→ **Data shown**
━━━━━━━━━━━━━━━━━━━━

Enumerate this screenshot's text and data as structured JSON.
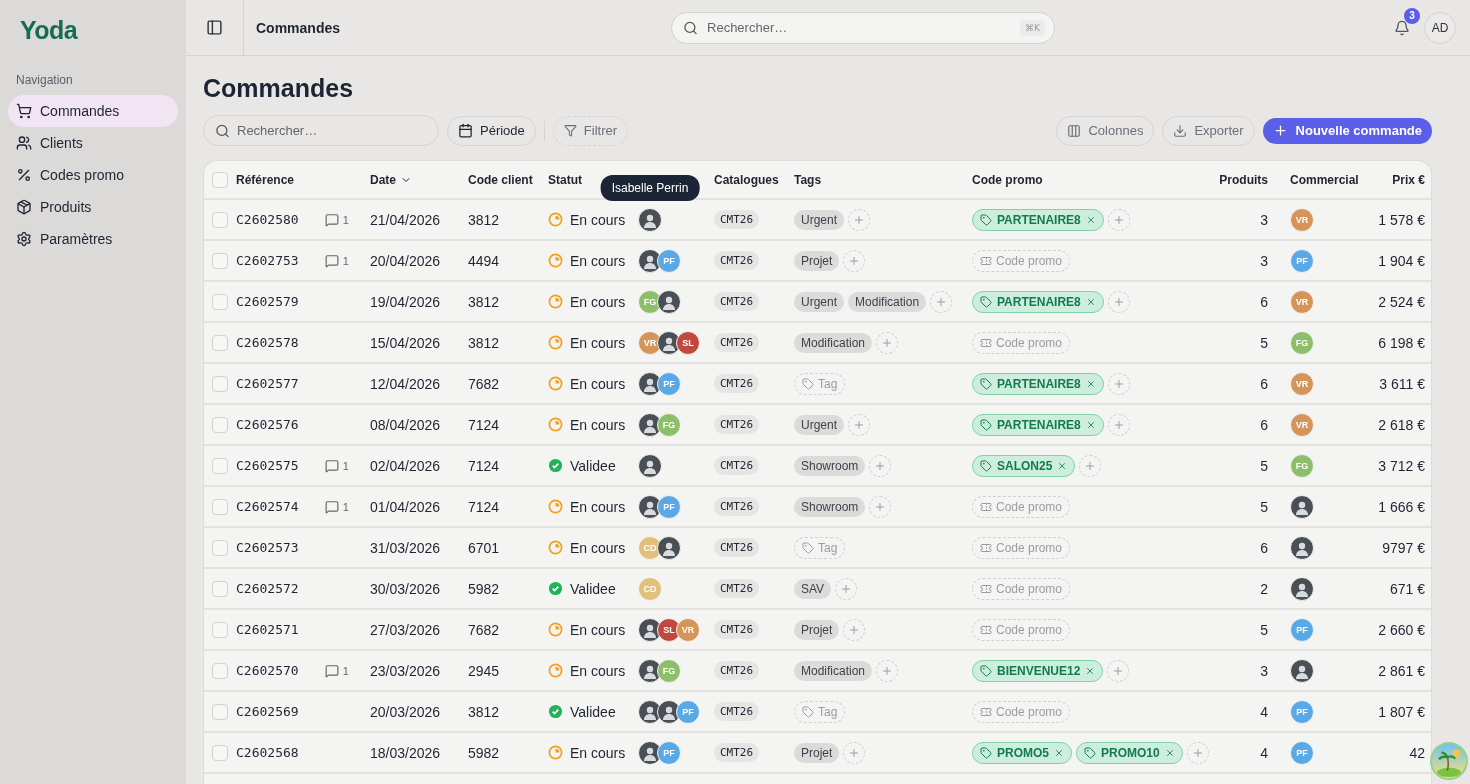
{
  "sidebar": {
    "logo": "Yoda",
    "section": "Navigation",
    "items": [
      {
        "label": "Commandes",
        "kind": "orders",
        "selected": true
      },
      {
        "label": "Clients",
        "kind": "clients",
        "selected": false
      },
      {
        "label": "Codes promo",
        "kind": "promo",
        "selected": false
      },
      {
        "label": "Produits",
        "kind": "products",
        "selected": false
      },
      {
        "label": "Paramètres",
        "kind": "settings",
        "selected": false
      }
    ]
  },
  "topbar": {
    "breadcrumb": "Commandes",
    "search": {
      "placeholder": "Rechercher…",
      "shortcut": "⌘K"
    },
    "notifications": "3",
    "user_initials": "AD"
  },
  "page": {
    "title": "Commandes",
    "search": {
      "placeholder": "Rechercher…"
    },
    "period_button": "Période",
    "filter_button": "Filtrer",
    "columns_button": "Colonnes",
    "export_button": "Exporter",
    "new_button": "Nouvelle commande"
  },
  "table": {
    "select_all_checked": false,
    "columns": [
      "Référence",
      "Date",
      "Code client",
      "Statut",
      "Catalogues",
      "Tags",
      "Code promo",
      "Produits",
      "Commercial",
      "Prix €"
    ],
    "rows": [
      {
        "checked": false,
        "reference": "C2602580",
        "comments": "1",
        "date": "21/04/2026",
        "client": "3812",
        "status": {
          "kind": "in_progress",
          "label": "En cours"
        },
        "avatars": [
          {
            "kind": "photo",
            "tooltip": "Isabelle Perrin"
          }
        ],
        "catalogue": "CMT26",
        "tags": [
          "Urgent"
        ],
        "promos": [
          "PARTENAIRE8"
        ],
        "products": "3",
        "commercial": {
          "kind": "initials",
          "initials": "VR",
          "color": "#d4945a"
        },
        "price": "1 578 €"
      },
      {
        "checked": false,
        "reference": "C2602753",
        "comments": "1",
        "date": "20/04/2026",
        "client": "4494",
        "status": {
          "kind": "in_progress",
          "label": "En cours"
        },
        "avatars": [
          {
            "kind": "photo"
          },
          {
            "kind": "initials",
            "initials": "PF",
            "color": "#5aa9e6"
          }
        ],
        "catalogue": "CMT26",
        "tags": [
          "Projet"
        ],
        "promos": [],
        "promo_placeholder": "Code promo",
        "products": "3",
        "commercial": {
          "kind": "initials",
          "initials": "PF",
          "color": "#5aa9e6"
        },
        "price": "1 904 €"
      },
      {
        "checked": false,
        "reference": "C2602579",
        "date": "19/04/2026",
        "client": "3812",
        "status": {
          "kind": "in_progress",
          "label": "En cours"
        },
        "avatars": [
          {
            "kind": "initials",
            "initials": "FG",
            "color": "#8dbf6b"
          },
          {
            "kind": "photo"
          }
        ],
        "catalogue": "CMT26",
        "tags": [
          "Urgent",
          "Modification"
        ],
        "promos": [
          "PARTENAIRE8"
        ],
        "products": "6",
        "commercial": {
          "kind": "initials",
          "initials": "VR",
          "color": "#d4945a"
        },
        "price": "2 524 €"
      },
      {
        "checked": false,
        "reference": "C2602578",
        "date": "15/04/2026",
        "client": "3812",
        "status": {
          "kind": "in_progress",
          "label": "En cours"
        },
        "avatars": [
          {
            "kind": "initials",
            "initials": "VR",
            "color": "#d4945a"
          },
          {
            "kind": "photo"
          },
          {
            "kind": "initials",
            "initials": "SL",
            "color": "#c0493f"
          }
        ],
        "catalogue": "CMT26",
        "tags": [
          "Modification"
        ],
        "promos": [],
        "promo_placeholder": "Code promo",
        "products": "5",
        "commercial": {
          "kind": "initials",
          "initials": "FG",
          "color": "#8dbf6b"
        },
        "price": "6 198 €"
      },
      {
        "checked": false,
        "reference": "C2602577",
        "date": "12/04/2026",
        "client": "7682",
        "status": {
          "kind": "in_progress",
          "label": "En cours"
        },
        "avatars": [
          {
            "kind": "photo"
          },
          {
            "kind": "initials",
            "initials": "PF",
            "color": "#5aa9e6"
          }
        ],
        "catalogue": "CMT26",
        "tags": [],
        "tag_placeholder": "Tag",
        "promos": [
          "PARTENAIRE8"
        ],
        "products": "6",
        "commercial": {
          "kind": "initials",
          "initials": "VR",
          "color": "#d4945a"
        },
        "price": "3 611 €"
      },
      {
        "checked": false,
        "reference": "C2602576",
        "date": "08/04/2026",
        "client": "7124",
        "status": {
          "kind": "in_progress",
          "label": "En cours"
        },
        "avatars": [
          {
            "kind": "photo"
          },
          {
            "kind": "initials",
            "initials": "FG",
            "color": "#8dbf6b"
          }
        ],
        "catalogue": "CMT26",
        "tags": [
          "Urgent"
        ],
        "promos": [
          "PARTENAIRE8"
        ],
        "products": "6",
        "commercial": {
          "kind": "initials",
          "initials": "VR",
          "color": "#d4945a"
        },
        "price": "2 618 €"
      },
      {
        "checked": false,
        "reference": "C2602575",
        "comments": "1",
        "date": "02/04/2026",
        "client": "7124",
        "status": {
          "kind": "done",
          "label": "Validee"
        },
        "avatars": [
          {
            "kind": "photo"
          }
        ],
        "catalogue": "CMT26",
        "tags": [
          "Showroom"
        ],
        "promos": [
          "SALON25"
        ],
        "products": "5",
        "commercial": {
          "kind": "initials",
          "initials": "FG",
          "color": "#8dbf6b"
        },
        "price": "3 712 €"
      },
      {
        "checked": false,
        "reference": "C2602574",
        "comments": "1",
        "date": "01/04/2026",
        "client": "7124",
        "status": {
          "kind": "in_progress",
          "label": "En cours"
        },
        "avatars": [
          {
            "kind": "photo"
          },
          {
            "kind": "initials",
            "initials": "PF",
            "color": "#5aa9e6"
          }
        ],
        "catalogue": "CMT26",
        "tags": [
          "Showroom"
        ],
        "promos": [],
        "promo_placeholder": "Code promo",
        "products": "5",
        "commercial": {
          "kind": "photo"
        },
        "price": "1 666 €"
      },
      {
        "checked": false,
        "reference": "C2602573",
        "date": "31/03/2026",
        "client": "6701",
        "status": {
          "kind": "in_progress",
          "label": "En cours"
        },
        "avatars": [
          {
            "kind": "initials",
            "initials": "CD",
            "color": "#e0c07a"
          },
          {
            "kind": "photo"
          }
        ],
        "catalogue": "CMT26",
        "tags": [],
        "tag_placeholder": "Tag",
        "promos": [],
        "promo_placeholder": "Code promo",
        "products": "6",
        "commercial": {
          "kind": "photo"
        },
        "price": "9797 €"
      },
      {
        "checked": false,
        "reference": "C2602572",
        "date": "30/03/2026",
        "client": "5982",
        "status": {
          "kind": "done",
          "label": "Validee"
        },
        "avatars": [
          {
            "kind": "initials",
            "initials": "CD",
            "color": "#e0c07a"
          }
        ],
        "catalogue": "CMT26",
        "tags": [
          "SAV"
        ],
        "promos": [],
        "promo_placeholder": "Code promo",
        "products": "2",
        "commercial": {
          "kind": "photo"
        },
        "price": "671 €"
      },
      {
        "checked": false,
        "reference": "C2602571",
        "date": "27/03/2026",
        "client": "7682",
        "status": {
          "kind": "in_progress",
          "label": "En cours"
        },
        "avatars": [
          {
            "kind": "photo"
          },
          {
            "kind": "initials",
            "initials": "SL",
            "color": "#c0493f"
          },
          {
            "kind": "initials",
            "initials": "VR",
            "color": "#d4945a"
          }
        ],
        "catalogue": "CMT26",
        "tags": [
          "Projet"
        ],
        "promos": [],
        "promo_placeholder": "Code promo",
        "products": "5",
        "commercial": {
          "kind": "initials",
          "initials": "PF",
          "color": "#5aa9e6"
        },
        "price": "2 660 €"
      },
      {
        "checked": false,
        "reference": "C2602570",
        "comments": "1",
        "date": "23/03/2026",
        "client": "2945",
        "status": {
          "kind": "in_progress",
          "label": "En cours"
        },
        "avatars": [
          {
            "kind": "photo"
          },
          {
            "kind": "initials",
            "initials": "FG",
            "color": "#8dbf6b"
          }
        ],
        "catalogue": "CMT26",
        "tags": [
          "Modification"
        ],
        "promos": [
          "BIENVENUE12"
        ],
        "products": "3",
        "commercial": {
          "kind": "photo"
        },
        "price": "2 861 €"
      },
      {
        "checked": false,
        "reference": "C2602569",
        "date": "20/03/2026",
        "client": "3812",
        "status": {
          "kind": "done",
          "label": "Validee"
        },
        "avatars": [
          {
            "kind": "photo"
          },
          {
            "kind": "photo"
          },
          {
            "kind": "initials",
            "initials": "PF",
            "color": "#5aa9e6"
          }
        ],
        "catalogue": "CMT26",
        "tags": [],
        "tag_placeholder": "Tag",
        "promos": [],
        "promo_placeholder": "Code promo",
        "products": "4",
        "commercial": {
          "kind": "initials",
          "initials": "PF",
          "color": "#5aa9e6"
        },
        "price": "1 807 €"
      },
      {
        "checked": false,
        "reference": "C2602568",
        "date": "18/03/2026",
        "client": "5982",
        "status": {
          "kind": "in_progress",
          "label": "En cours"
        },
        "avatars": [
          {
            "kind": "photo"
          },
          {
            "kind": "initials",
            "initials": "PF",
            "color": "#5aa9e6"
          }
        ],
        "catalogue": "CMT26",
        "tags": [
          "Projet"
        ],
        "promos": [
          "PROMO5",
          "PROMO10"
        ],
        "products": "4",
        "commercial": {
          "kind": "initials",
          "initials": "PF",
          "color": "#5aa9e6"
        },
        "price": "42"
      }
    ]
  }
}
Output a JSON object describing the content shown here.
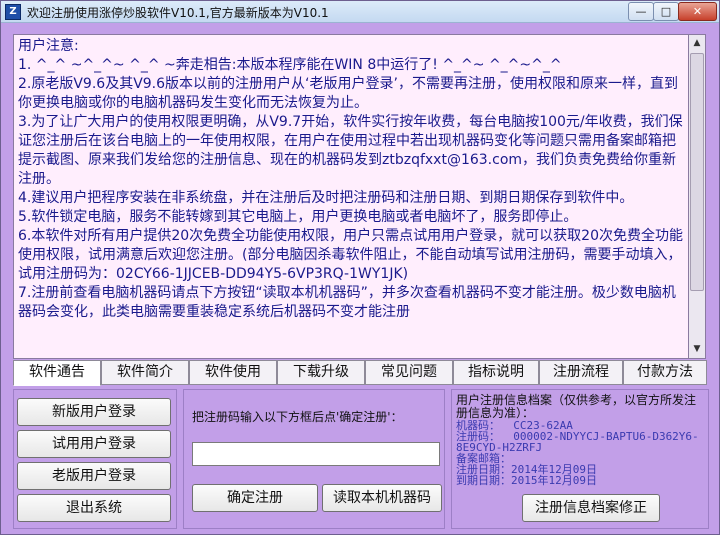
{
  "window": {
    "title": "欢迎注册使用涨停炒股软件V10.1,官方最新版本为V10.1",
    "min_label": "—",
    "max_label": "□",
    "close_label": "✕"
  },
  "notice": {
    "text": "用户注意:\n1. ^_^ ~^_^~ ^_^ ~奔走相告:本版本程序能在WIN 8中运行了! ^_^~ ^_^~^_^\n2.原老版V9.6及其V9.6版本以前的注册用户从‘老版用户登录’，不需要再注册，使用权限和原来一样，直到你更换电脑或你的电脑机器码发生变化而无法恢复为止。\n3.为了让广大用户的使用权限更明确，从V9.7开始，软件实行按年收费，每台电脑按100元/年收费，我们保证您注册后在该台电脑上的一年使用权限，在用户在使用过程中若出现机器码变化等问题只需用备案邮箱把提示截图、原来我们发给您的注册信息、现在的机器码发到ztbzqfxxt@163.com，我们负责免费给你重新注册。\n4.建议用户把程序安装在非系统盘，并在注册后及时把注册码和注册日期、到期日期保存到软件中。\n5.软件锁定电脑，服务不能转嫁到其它电脑上，用户更换电脑或者电脑坏了，服务即停止。\n6.本软件对所有用户提供20次免费全功能使用权限，用户只需点试用用户登录，就可以获取20次免费全功能使用权限，试用满意后欢迎您注册。(部分电脑因杀毒软件阻止，不能自动填写试用注册码，需要手动填入，试用注册码为：02CY66-1JJCEB-DD94Y5-6VP3RQ-1WY1JK)\n7.注册前查看电脑机器码请点下方按钮“读取本机机器码”，并多次查看机器码不变才能注册。极少数电脑机器码会变化，此类电脑需要重装稳定系统后机器码不变才能注册"
  },
  "tabs": [
    "软件通告",
    "软件简介",
    "软件使用",
    "下载升级",
    "常见问题",
    "指标说明",
    "注册流程",
    "付款方法"
  ],
  "buttons": {
    "new_user": "新版用户登录",
    "trial_user": "试用用户登录",
    "old_user": "老版用户登录",
    "exit": "退出系统",
    "confirm": "确定注册",
    "read_code": "读取本机机器码",
    "fix_archive": "注册信息档案修正"
  },
  "registration": {
    "label": "把注册码输入以下方框后点'确定注册'：",
    "value": ""
  },
  "archive": {
    "title": "用户注册信息档案（仅供参考，以官方所发注册信息为准）：",
    "lines": "机器码：  CC23-62AA\n注册码：  000002-NDYYCJ-BAPTU6-D362Y6-\n8E9CYD-H2ZRFJ\n备案邮箱：\n注册日期：2014年12月09日\n到期日期：2015年12月09日"
  },
  "icons": {
    "app": "app-logo-icon"
  }
}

━━━━━━━━━━━━━━━━━━━━

→ **Requirement**
Report only the number of lines that hold the word "确定注册".

→ **Solution for this problem**
2